Report the count of lines where the string "uživatelé" appears, and nothing else.

---- Task input

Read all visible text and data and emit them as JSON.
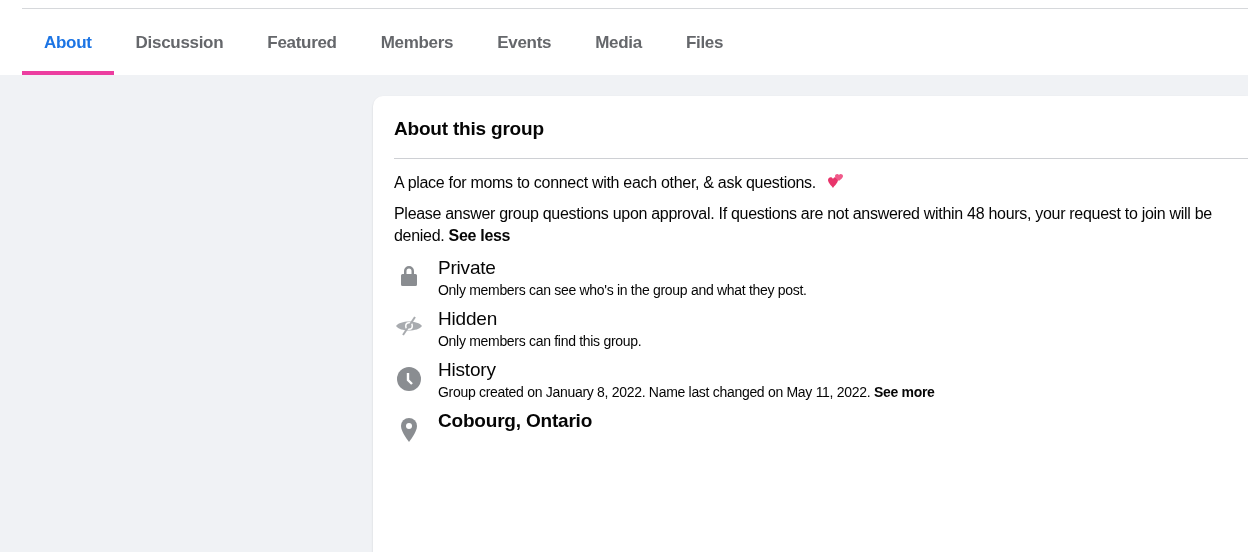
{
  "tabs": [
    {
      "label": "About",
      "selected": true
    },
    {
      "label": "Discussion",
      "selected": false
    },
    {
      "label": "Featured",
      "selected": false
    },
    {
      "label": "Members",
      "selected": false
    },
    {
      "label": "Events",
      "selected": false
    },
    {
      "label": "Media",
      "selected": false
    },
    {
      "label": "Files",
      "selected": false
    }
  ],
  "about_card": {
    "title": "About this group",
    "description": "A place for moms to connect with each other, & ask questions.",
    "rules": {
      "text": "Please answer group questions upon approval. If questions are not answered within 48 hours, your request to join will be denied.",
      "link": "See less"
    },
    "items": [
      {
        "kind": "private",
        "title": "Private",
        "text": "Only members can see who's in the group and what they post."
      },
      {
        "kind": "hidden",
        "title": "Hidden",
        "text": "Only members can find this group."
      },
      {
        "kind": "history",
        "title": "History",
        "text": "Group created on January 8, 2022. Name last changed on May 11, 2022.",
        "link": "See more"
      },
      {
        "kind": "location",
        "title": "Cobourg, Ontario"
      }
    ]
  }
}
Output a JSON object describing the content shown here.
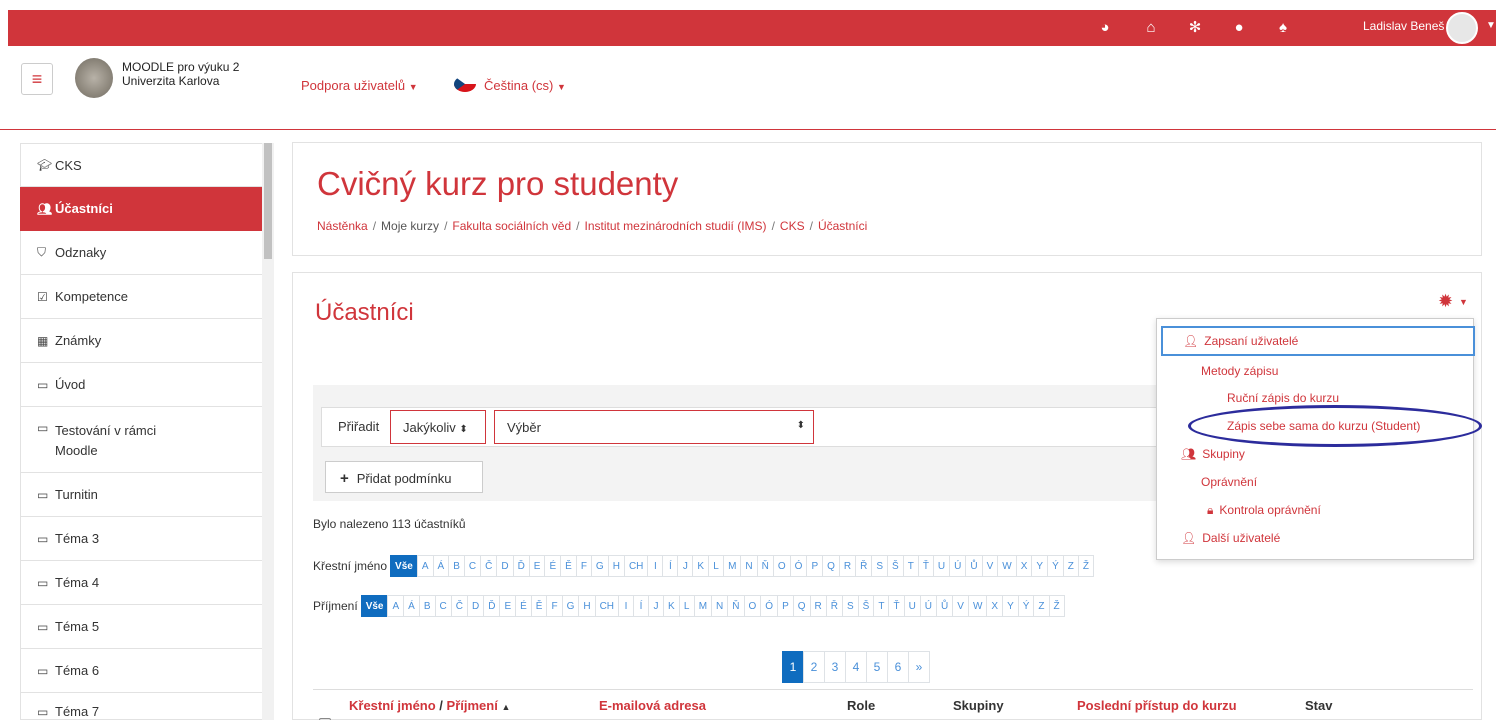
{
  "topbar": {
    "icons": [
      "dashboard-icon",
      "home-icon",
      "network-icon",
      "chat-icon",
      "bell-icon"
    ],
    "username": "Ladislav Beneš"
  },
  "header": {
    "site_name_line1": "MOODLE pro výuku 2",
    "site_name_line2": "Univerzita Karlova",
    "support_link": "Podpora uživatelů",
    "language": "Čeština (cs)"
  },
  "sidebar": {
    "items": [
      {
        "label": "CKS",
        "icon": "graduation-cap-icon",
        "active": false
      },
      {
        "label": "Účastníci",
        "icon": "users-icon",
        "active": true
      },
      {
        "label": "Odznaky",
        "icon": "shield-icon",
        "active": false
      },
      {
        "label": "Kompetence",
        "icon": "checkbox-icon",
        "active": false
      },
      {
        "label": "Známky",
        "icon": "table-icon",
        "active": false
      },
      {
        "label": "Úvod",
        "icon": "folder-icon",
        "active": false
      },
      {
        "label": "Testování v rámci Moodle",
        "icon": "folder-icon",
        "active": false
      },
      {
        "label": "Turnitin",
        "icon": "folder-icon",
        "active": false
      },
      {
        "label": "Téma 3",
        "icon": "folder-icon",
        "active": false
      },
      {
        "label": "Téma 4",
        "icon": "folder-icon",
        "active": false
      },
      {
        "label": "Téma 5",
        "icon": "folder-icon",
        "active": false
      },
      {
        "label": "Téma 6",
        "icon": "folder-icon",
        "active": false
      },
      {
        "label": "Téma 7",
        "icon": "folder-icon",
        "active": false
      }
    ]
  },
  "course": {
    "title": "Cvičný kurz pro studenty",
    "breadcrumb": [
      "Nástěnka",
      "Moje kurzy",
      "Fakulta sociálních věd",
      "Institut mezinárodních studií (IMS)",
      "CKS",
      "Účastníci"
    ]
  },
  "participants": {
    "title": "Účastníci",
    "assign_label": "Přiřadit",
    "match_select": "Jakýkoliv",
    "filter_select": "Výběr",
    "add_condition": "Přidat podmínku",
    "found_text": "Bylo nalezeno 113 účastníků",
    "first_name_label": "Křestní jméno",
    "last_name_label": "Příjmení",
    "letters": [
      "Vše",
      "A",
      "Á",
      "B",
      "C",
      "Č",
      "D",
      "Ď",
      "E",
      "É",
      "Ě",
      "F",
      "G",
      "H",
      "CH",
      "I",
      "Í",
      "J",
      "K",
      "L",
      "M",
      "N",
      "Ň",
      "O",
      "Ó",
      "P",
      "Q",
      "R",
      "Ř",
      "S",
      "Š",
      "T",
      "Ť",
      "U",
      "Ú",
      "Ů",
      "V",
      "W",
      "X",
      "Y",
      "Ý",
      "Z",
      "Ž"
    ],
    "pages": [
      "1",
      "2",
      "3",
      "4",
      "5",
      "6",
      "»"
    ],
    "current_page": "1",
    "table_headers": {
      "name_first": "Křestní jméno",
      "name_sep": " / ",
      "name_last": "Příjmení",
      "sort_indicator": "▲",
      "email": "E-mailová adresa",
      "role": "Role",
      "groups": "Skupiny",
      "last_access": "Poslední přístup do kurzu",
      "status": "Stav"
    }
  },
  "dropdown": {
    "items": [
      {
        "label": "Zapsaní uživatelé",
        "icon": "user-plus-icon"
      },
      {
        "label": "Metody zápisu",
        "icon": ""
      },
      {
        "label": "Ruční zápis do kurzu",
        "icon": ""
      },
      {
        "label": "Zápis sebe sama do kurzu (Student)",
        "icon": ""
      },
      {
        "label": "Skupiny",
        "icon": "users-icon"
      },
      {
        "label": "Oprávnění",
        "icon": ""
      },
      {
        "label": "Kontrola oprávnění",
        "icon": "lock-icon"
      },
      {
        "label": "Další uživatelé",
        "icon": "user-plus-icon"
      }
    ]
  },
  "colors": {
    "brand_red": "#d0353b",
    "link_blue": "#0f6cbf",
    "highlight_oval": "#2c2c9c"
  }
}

--------

Written answer:
2